- _Records provided_:
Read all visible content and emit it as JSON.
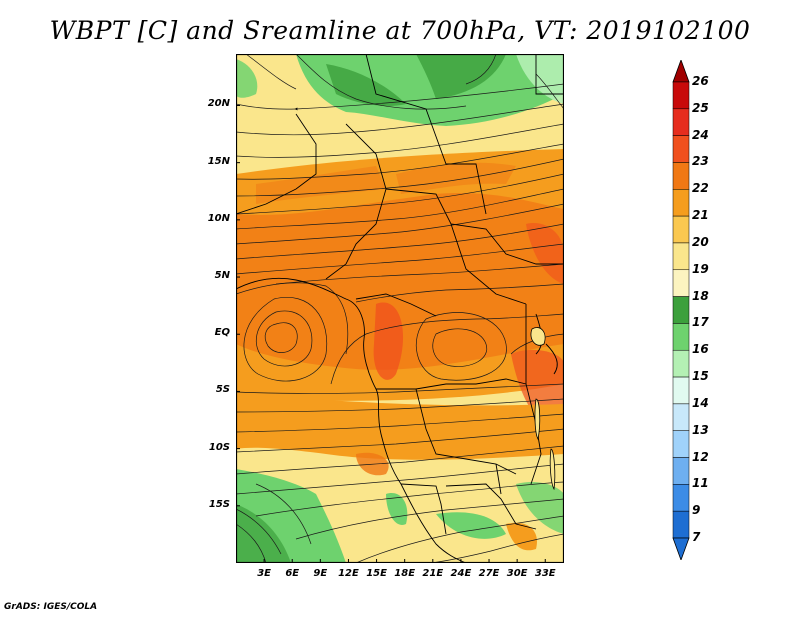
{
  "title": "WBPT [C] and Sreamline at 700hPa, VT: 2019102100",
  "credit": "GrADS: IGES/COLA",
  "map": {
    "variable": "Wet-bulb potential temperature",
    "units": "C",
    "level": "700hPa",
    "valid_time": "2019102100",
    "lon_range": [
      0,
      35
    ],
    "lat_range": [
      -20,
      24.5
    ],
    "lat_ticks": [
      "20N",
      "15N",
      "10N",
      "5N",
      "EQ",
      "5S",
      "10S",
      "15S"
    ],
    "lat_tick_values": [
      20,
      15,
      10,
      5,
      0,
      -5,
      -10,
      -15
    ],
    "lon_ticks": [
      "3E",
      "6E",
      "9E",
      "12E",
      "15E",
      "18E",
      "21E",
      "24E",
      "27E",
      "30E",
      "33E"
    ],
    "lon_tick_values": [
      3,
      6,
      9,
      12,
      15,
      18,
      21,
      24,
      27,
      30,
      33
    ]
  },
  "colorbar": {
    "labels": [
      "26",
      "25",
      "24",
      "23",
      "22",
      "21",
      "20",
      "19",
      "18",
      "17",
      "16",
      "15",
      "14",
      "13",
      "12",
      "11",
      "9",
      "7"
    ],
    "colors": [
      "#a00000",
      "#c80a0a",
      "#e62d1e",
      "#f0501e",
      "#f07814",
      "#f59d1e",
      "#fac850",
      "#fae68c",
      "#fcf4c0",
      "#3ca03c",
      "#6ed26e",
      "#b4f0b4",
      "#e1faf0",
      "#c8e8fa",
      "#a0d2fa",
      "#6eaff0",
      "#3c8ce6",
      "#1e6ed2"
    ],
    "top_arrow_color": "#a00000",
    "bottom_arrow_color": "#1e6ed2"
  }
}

==

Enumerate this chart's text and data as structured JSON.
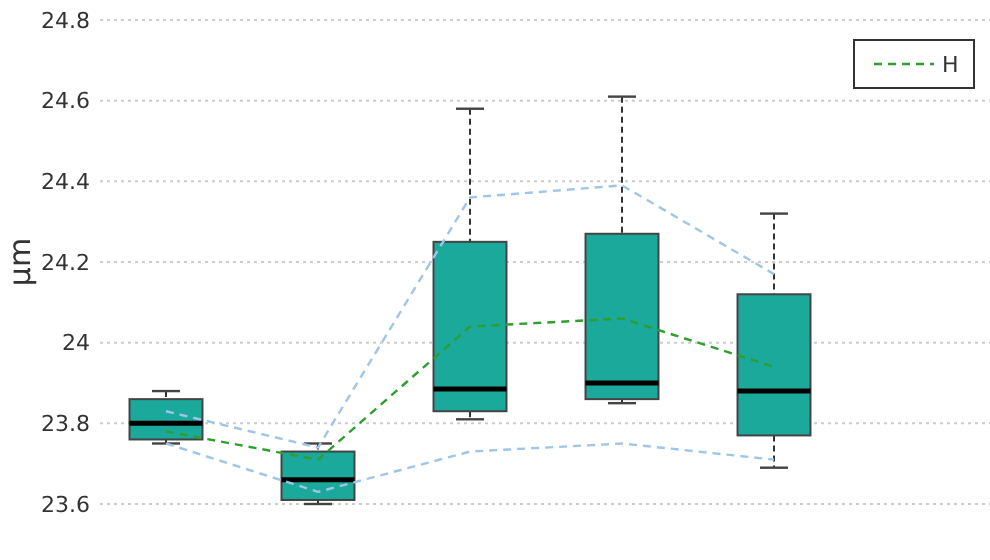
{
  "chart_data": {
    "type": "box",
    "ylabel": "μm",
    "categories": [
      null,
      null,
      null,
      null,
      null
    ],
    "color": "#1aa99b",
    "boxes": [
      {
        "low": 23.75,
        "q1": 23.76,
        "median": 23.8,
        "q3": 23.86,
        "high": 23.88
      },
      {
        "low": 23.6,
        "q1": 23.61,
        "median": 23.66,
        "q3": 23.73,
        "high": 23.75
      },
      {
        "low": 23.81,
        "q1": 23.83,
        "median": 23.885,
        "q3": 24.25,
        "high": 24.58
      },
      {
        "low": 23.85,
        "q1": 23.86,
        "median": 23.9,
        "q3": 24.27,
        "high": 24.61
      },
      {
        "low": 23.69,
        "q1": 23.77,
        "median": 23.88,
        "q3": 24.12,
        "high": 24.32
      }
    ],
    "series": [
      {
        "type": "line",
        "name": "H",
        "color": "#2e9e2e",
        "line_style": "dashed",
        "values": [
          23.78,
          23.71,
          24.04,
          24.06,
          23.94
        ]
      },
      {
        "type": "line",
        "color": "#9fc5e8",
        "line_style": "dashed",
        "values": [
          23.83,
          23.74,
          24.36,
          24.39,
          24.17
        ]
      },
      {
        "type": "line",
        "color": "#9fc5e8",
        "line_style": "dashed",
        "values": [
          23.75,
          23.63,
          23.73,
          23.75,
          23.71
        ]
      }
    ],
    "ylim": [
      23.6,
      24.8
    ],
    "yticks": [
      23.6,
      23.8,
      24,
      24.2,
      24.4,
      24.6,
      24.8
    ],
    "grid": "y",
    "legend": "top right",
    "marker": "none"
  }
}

- _Description of the task_: Using the records above, say how many lines include the string "median". Only the number is wanted.

- _Full solution_: 5